Items from a figure collection »
— BEGIN —

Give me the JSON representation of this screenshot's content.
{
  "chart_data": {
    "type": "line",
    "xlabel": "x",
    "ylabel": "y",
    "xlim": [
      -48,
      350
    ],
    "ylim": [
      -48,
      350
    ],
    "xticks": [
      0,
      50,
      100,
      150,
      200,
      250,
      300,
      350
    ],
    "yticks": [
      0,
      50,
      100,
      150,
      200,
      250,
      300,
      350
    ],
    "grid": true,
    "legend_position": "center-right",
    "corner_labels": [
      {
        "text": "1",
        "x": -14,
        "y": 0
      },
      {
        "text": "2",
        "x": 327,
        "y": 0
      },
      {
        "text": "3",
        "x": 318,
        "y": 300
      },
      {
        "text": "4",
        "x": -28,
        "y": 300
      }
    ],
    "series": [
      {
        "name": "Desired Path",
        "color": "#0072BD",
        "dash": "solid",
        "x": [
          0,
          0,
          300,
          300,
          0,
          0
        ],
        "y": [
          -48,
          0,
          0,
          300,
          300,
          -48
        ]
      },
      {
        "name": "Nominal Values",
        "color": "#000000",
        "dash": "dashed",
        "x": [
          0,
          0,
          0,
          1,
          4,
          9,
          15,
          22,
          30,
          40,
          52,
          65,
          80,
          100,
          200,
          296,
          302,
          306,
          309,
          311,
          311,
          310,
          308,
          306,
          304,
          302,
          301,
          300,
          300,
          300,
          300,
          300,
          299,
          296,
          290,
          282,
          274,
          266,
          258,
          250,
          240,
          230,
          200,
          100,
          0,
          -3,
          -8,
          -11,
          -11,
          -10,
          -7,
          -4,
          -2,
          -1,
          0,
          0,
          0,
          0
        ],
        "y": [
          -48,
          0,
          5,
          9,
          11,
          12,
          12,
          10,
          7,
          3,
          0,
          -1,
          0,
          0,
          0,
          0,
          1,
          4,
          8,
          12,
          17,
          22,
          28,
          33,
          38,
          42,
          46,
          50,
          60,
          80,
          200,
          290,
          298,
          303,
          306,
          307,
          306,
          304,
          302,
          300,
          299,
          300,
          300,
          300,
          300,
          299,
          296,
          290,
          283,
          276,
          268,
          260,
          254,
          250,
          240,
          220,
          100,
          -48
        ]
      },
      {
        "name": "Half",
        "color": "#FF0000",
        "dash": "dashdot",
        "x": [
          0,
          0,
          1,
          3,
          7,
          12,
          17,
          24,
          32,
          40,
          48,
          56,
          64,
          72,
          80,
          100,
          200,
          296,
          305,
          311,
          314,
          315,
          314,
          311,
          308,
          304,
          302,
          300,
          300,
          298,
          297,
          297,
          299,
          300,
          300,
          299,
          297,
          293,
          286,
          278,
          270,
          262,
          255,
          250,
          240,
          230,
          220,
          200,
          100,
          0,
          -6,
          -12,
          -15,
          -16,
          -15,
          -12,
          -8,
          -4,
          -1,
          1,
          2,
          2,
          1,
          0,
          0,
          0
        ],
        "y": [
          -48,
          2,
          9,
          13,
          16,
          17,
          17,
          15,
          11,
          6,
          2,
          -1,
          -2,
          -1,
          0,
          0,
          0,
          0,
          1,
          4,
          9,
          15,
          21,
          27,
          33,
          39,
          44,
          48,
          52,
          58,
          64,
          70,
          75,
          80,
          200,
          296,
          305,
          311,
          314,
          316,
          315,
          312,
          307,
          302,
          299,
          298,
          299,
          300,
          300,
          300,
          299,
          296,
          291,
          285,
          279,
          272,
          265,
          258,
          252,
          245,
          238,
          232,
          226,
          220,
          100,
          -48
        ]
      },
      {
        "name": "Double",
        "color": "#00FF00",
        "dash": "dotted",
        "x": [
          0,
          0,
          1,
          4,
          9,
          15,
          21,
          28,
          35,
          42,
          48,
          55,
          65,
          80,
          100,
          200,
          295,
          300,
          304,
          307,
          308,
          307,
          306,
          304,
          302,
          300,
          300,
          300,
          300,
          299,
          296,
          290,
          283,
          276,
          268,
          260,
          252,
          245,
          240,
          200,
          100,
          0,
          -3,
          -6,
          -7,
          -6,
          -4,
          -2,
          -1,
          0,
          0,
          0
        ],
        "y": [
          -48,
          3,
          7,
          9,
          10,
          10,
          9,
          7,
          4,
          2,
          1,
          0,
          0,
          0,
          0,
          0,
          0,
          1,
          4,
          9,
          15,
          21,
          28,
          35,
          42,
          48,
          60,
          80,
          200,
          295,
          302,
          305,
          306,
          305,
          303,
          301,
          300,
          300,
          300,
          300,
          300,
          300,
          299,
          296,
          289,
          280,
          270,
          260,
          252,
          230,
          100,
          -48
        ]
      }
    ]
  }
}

— END —

STATED PROBLEM » Copy every record exactly, with nothing added or dropped.

EXPECTED ANSWER »
Give me the JSON representation of this screenshot's content.
{
  "chart_data": {
    "type": "line",
    "xlabel": "x",
    "ylabel": "y",
    "xlim": [
      -48,
      350
    ],
    "ylim": [
      -48,
      350
    ],
    "xticks": [
      0,
      50,
      100,
      150,
      200,
      250,
      300,
      350
    ],
    "yticks": [
      0,
      50,
      100,
      150,
      200,
      250,
      300,
      350
    ],
    "grid": true,
    "legend_position": "center-right",
    "corner_labels": [
      {
        "text": "1",
        "x": -14,
        "y": 0
      },
      {
        "text": "2",
        "x": 327,
        "y": 0
      },
      {
        "text": "3",
        "x": 318,
        "y": 300
      },
      {
        "text": "4",
        "x": -28,
        "y": 300
      }
    ],
    "series": [
      {
        "name": "Desired Path",
        "color": "#0072BD",
        "dash": "solid",
        "x": [
          0,
          0,
          300,
          300,
          0,
          0
        ],
        "y": [
          -48,
          0,
          0,
          300,
          300,
          -48
        ]
      },
      {
        "name": "Nominal Values",
        "color": "#000000",
        "dash": "dashed",
        "x": [
          0,
          0,
          0,
          1,
          4,
          9,
          15,
          22,
          30,
          40,
          52,
          65,
          80,
          100,
          200,
          296,
          302,
          306,
          309,
          311,
          311,
          310,
          308,
          306,
          304,
          302,
          301,
          300,
          300,
          300,
          300,
          300,
          299,
          296,
          290,
          282,
          274,
          266,
          258,
          250,
          240,
          230,
          200,
          100,
          0,
          -3,
          -8,
          -11,
          -11,
          -10,
          -7,
          -4,
          -2,
          -1,
          0,
          0,
          0,
          0
        ],
        "y": [
          -48,
          0,
          5,
          9,
          11,
          12,
          12,
          10,
          7,
          3,
          0,
          -1,
          0,
          0,
          0,
          0,
          1,
          4,
          8,
          12,
          17,
          22,
          28,
          33,
          38,
          42,
          46,
          50,
          60,
          80,
          200,
          290,
          298,
          303,
          306,
          307,
          306,
          304,
          302,
          300,
          299,
          300,
          300,
          300,
          300,
          299,
          296,
          290,
          283,
          276,
          268,
          260,
          254,
          250,
          240,
          220,
          100,
          -48
        ]
      },
      {
        "name": "Half",
        "color": "#FF0000",
        "dash": "dashdot",
        "x": [
          0,
          0,
          1,
          3,
          7,
          12,
          17,
          24,
          32,
          40,
          48,
          56,
          64,
          72,
          80,
          100,
          200,
          296,
          305,
          311,
          314,
          315,
          314,
          311,
          308,
          304,
          302,
          300,
          300,
          298,
          297,
          297,
          299,
          300,
          300,
          299,
          297,
          293,
          286,
          278,
          270,
          262,
          255,
          250,
          240,
          230,
          220,
          200,
          100,
          0,
          -6,
          -12,
          -15,
          -16,
          -15,
          -12,
          -8,
          -4,
          -1,
          1,
          2,
          2,
          1,
          0,
          0,
          0
        ],
        "y": [
          -48,
          2,
          9,
          13,
          16,
          17,
          17,
          15,
          11,
          6,
          2,
          -1,
          -2,
          -1,
          0,
          0,
          0,
          0,
          1,
          4,
          9,
          15,
          21,
          27,
          33,
          39,
          44,
          48,
          52,
          58,
          64,
          70,
          75,
          80,
          200,
          296,
          305,
          311,
          314,
          316,
          315,
          312,
          307,
          302,
          299,
          298,
          299,
          300,
          300,
          300,
          299,
          296,
          291,
          285,
          279,
          272,
          265,
          258,
          252,
          245,
          238,
          232,
          226,
          220,
          100,
          -48
        ]
      },
      {
        "name": "Double",
        "color": "#00FF00",
        "dash": "dotted",
        "x": [
          0,
          0,
          1,
          4,
          9,
          15,
          21,
          28,
          35,
          42,
          48,
          55,
          65,
          80,
          100,
          200,
          295,
          300,
          304,
          307,
          308,
          307,
          306,
          304,
          302,
          300,
          300,
          300,
          300,
          299,
          296,
          290,
          283,
          276,
          268,
          260,
          252,
          245,
          240,
          200,
          100,
          0,
          -3,
          -6,
          -7,
          -6,
          -4,
          -2,
          -1,
          0,
          0,
          0
        ],
        "y": [
          -48,
          3,
          7,
          9,
          10,
          10,
          9,
          7,
          4,
          2,
          1,
          0,
          0,
          0,
          0,
          0,
          0,
          1,
          4,
          9,
          15,
          21,
          28,
          35,
          42,
          48,
          60,
          80,
          200,
          295,
          302,
          305,
          306,
          305,
          303,
          301,
          300,
          300,
          300,
          300,
          300,
          300,
          299,
          296,
          289,
          280,
          270,
          260,
          252,
          230,
          100,
          -48
        ]
      }
    ]
  }
}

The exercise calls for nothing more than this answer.